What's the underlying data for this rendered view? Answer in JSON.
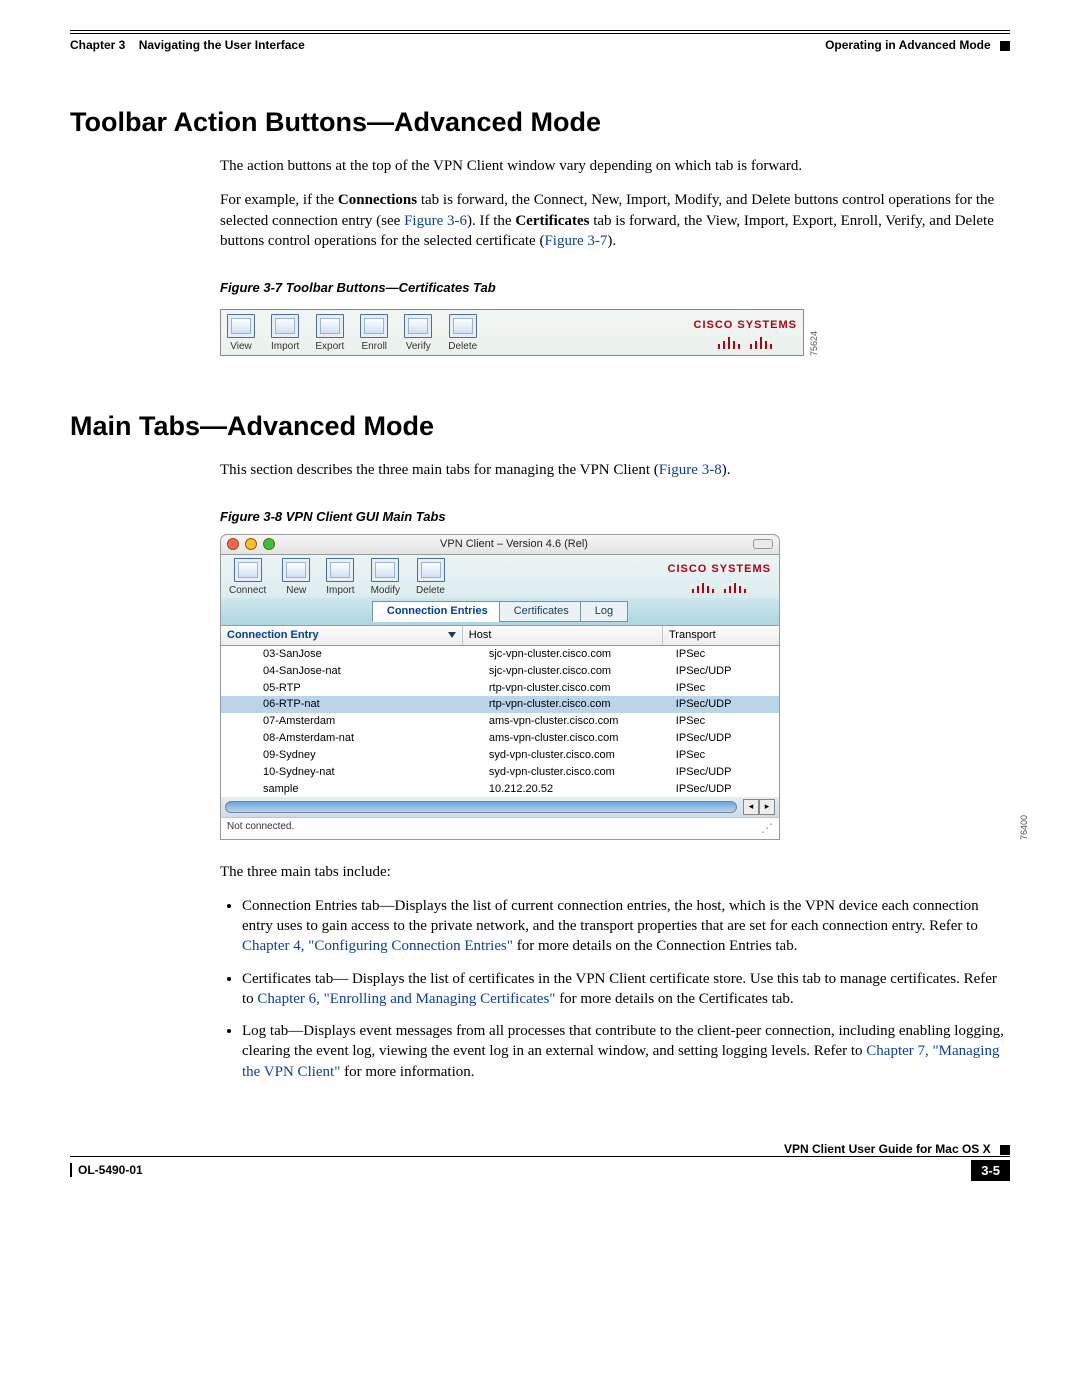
{
  "header": {
    "chapter_label": "Chapter 3",
    "chapter_title": "Navigating the User Interface",
    "section_title": "Operating in Advanced Mode"
  },
  "section1": {
    "heading": "Toolbar Action Buttons—Advanced Mode",
    "p1": "The action buttons at the top of the VPN Client window vary depending on which tab is forward.",
    "p2a": "For example, if the ",
    "p2b_bold": "Connections",
    "p2c": " tab is forward, the Connect, New, Import, Modify, and Delete buttons control operations for the selected connection entry (see ",
    "p2_link1": "Figure 3-6",
    "p2d": "). If the ",
    "p2e_bold": "Certificates",
    "p2f": " tab is forward, the View, Import, Export, Enroll, Verify, and Delete buttons control operations for the selected certificate (",
    "p2_link2": "Figure 3-7",
    "p2g": ").",
    "fig_caption": "Figure 3-7    Toolbar Buttons—Certificates Tab",
    "toolbar_buttons": [
      "View",
      "Import",
      "Export",
      "Enroll",
      "Verify",
      "Delete"
    ],
    "cisco": "CISCO SYSTEMS",
    "refnum": "75624"
  },
  "section2": {
    "heading": "Main Tabs—Advanced Mode",
    "p1a": "This section describes the three main tabs for managing the VPN Client (",
    "p1_link": "Figure 3-8",
    "p1b": ").",
    "fig_caption": "Figure 3-8    VPN Client GUI Main Tabs",
    "window": {
      "title": "VPN Client – Version 4.6 (Rel)",
      "toolbar_buttons": [
        "Connect",
        "New",
        "Import",
        "Modify",
        "Delete"
      ],
      "cisco": "CISCO SYSTEMS",
      "tabs": [
        "Connection Entries",
        "Certificates",
        "Log"
      ],
      "active_tab": "Connection Entries",
      "columns": {
        "entry": "Connection Entry",
        "host": "Host",
        "transport": "Transport"
      },
      "rows": [
        {
          "entry": "03-SanJose",
          "host": "sjc-vpn-cluster.cisco.com",
          "transport": "IPSec",
          "selected": false
        },
        {
          "entry": "04-SanJose-nat",
          "host": "sjc-vpn-cluster.cisco.com",
          "transport": "IPSec/UDP",
          "selected": false
        },
        {
          "entry": "05-RTP",
          "host": "rtp-vpn-cluster.cisco.com",
          "transport": "IPSec",
          "selected": false
        },
        {
          "entry": "06-RTP-nat",
          "host": "rtp-vpn-cluster.cisco.com",
          "transport": "IPSec/UDP",
          "selected": true
        },
        {
          "entry": "07-Amsterdam",
          "host": "ams-vpn-cluster.cisco.com",
          "transport": "IPSec",
          "selected": false
        },
        {
          "entry": "08-Amsterdam-nat",
          "host": "ams-vpn-cluster.cisco.com",
          "transport": "IPSec/UDP",
          "selected": false
        },
        {
          "entry": "09-Sydney",
          "host": "syd-vpn-cluster.cisco.com",
          "transport": "IPSec",
          "selected": false
        },
        {
          "entry": "10-Sydney-nat",
          "host": "syd-vpn-cluster.cisco.com",
          "transport": "IPSec/UDP",
          "selected": false
        },
        {
          "entry": "sample",
          "host": "10.212.20.52",
          "transport": "IPSec/UDP",
          "selected": false
        }
      ],
      "status": "Not connected.",
      "refnum": "76400"
    },
    "after_fig": "The three main tabs include:",
    "bullet1a": "Connection Entries tab—Displays the list of current connection entries, the host, which is the VPN device each connection entry uses to gain access to the private network, and the transport properties that are set for each connection entry. Refer to ",
    "bullet1_link": "Chapter 4, \"Configuring Connection Entries\"",
    "bullet1b": " for more details on the Connection Entries tab.",
    "bullet2a": "Certificates tab— Displays the list of certificates in the VPN Client certificate store. Use this tab to manage certificates. Refer to ",
    "bullet2_link": "Chapter 6, \"Enrolling and Managing Certificates\"",
    "bullet2b": " for more details on the Certificates tab.",
    "bullet3a": "Log tab—Displays event messages from all processes that contribute to the client-peer connection, including enabling logging, clearing the event log, viewing the event log in an external window, and setting logging levels. Refer to ",
    "bullet3_link": "Chapter 7, \"Managing the VPN Client\"",
    "bullet3b": " for more information."
  },
  "footer": {
    "guide": "VPN Client User Guide for Mac OS X",
    "docnum": "OL-5490-01",
    "pagenum": "3-5"
  }
}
====
▶ **DO THIS**:
Restate the data above exactly, stripping out each image.

▶ **WRITTEN ANSWER**:
What's the underlying data for this rendered view? Answer in JSON.
{
  "header": {
    "chapter_label": "Chapter 3",
    "chapter_title": "Navigating the User Interface",
    "section_title": "Operating in Advanced Mode"
  },
  "section1": {
    "heading": "Toolbar Action Buttons—Advanced Mode",
    "p1": "The action buttons at the top of the VPN Client window vary depending on which tab is forward.",
    "p2a": "For example, if the ",
    "p2b_bold": "Connections",
    "p2c": " tab is forward, the Connect, New, Import, Modify, and Delete buttons control operations for the selected connection entry (see ",
    "p2_link1": "Figure 3-6",
    "p2d": "). If the ",
    "p2e_bold": "Certificates",
    "p2f": " tab is forward, the View, Import, Export, Enroll, Verify, and Delete buttons control operations for the selected certificate (",
    "p2_link2": "Figure 3-7",
    "p2g": ").",
    "fig_caption": "Figure 3-7    Toolbar Buttons—Certificates Tab",
    "toolbar_buttons": [
      "View",
      "Import",
      "Export",
      "Enroll",
      "Verify",
      "Delete"
    ],
    "cisco": "CISCO SYSTEMS",
    "refnum": "75624"
  },
  "section2": {
    "heading": "Main Tabs—Advanced Mode",
    "p1a": "This section describes the three main tabs for managing the VPN Client (",
    "p1_link": "Figure 3-8",
    "p1b": ").",
    "fig_caption": "Figure 3-8    VPN Client GUI Main Tabs",
    "window": {
      "title": "VPN Client – Version 4.6 (Rel)",
      "toolbar_buttons": [
        "Connect",
        "New",
        "Import",
        "Modify",
        "Delete"
      ],
      "cisco": "CISCO SYSTEMS",
      "tabs": [
        "Connection Entries",
        "Certificates",
        "Log"
      ],
      "active_tab": "Connection Entries",
      "columns": {
        "entry": "Connection Entry",
        "host": "Host",
        "transport": "Transport"
      },
      "rows": [
        {
          "entry": "03-SanJose",
          "host": "sjc-vpn-cluster.cisco.com",
          "transport": "IPSec",
          "selected": false
        },
        {
          "entry": "04-SanJose-nat",
          "host": "sjc-vpn-cluster.cisco.com",
          "transport": "IPSec/UDP",
          "selected": false
        },
        {
          "entry": "05-RTP",
          "host": "rtp-vpn-cluster.cisco.com",
          "transport": "IPSec",
          "selected": false
        },
        {
          "entry": "06-RTP-nat",
          "host": "rtp-vpn-cluster.cisco.com",
          "transport": "IPSec/UDP",
          "selected": true
        },
        {
          "entry": "07-Amsterdam",
          "host": "ams-vpn-cluster.cisco.com",
          "transport": "IPSec",
          "selected": false
        },
        {
          "entry": "08-Amsterdam-nat",
          "host": "ams-vpn-cluster.cisco.com",
          "transport": "IPSec/UDP",
          "selected": false
        },
        {
          "entry": "09-Sydney",
          "host": "syd-vpn-cluster.cisco.com",
          "transport": "IPSec",
          "selected": false
        },
        {
          "entry": "10-Sydney-nat",
          "host": "syd-vpn-cluster.cisco.com",
          "transport": "IPSec/UDP",
          "selected": false
        },
        {
          "entry": "sample",
          "host": "10.212.20.52",
          "transport": "IPSec/UDP",
          "selected": false
        }
      ],
      "status": "Not connected.",
      "refnum": "76400"
    },
    "after_fig": "The three main tabs include:",
    "bullet1a": "Connection Entries tab—Displays the list of current connection entries, the host, which is the VPN device each connection entry uses to gain access to the private network, and the transport properties that are set for each connection entry. Refer to ",
    "bullet1_link": "Chapter 4, \"Configuring Connection Entries\"",
    "bullet1b": " for more details on the Connection Entries tab.",
    "bullet2a": "Certificates tab— Displays the list of certificates in the VPN Client certificate store. Use this tab to manage certificates. Refer to ",
    "bullet2_link": "Chapter 6, \"Enrolling and Managing Certificates\"",
    "bullet2b": " for more details on the Certificates tab.",
    "bullet3a": "Log tab—Displays event messages from all processes that contribute to the client-peer connection, including enabling logging, clearing the event log, viewing the event log in an external window, and setting logging levels. Refer to ",
    "bullet3_link": "Chapter 7, \"Managing the VPN Client\"",
    "bullet3b": " for more information."
  },
  "footer": {
    "guide": "VPN Client User Guide for Mac OS X",
    "docnum": "OL-5490-01",
    "pagenum": "3-5"
  }
}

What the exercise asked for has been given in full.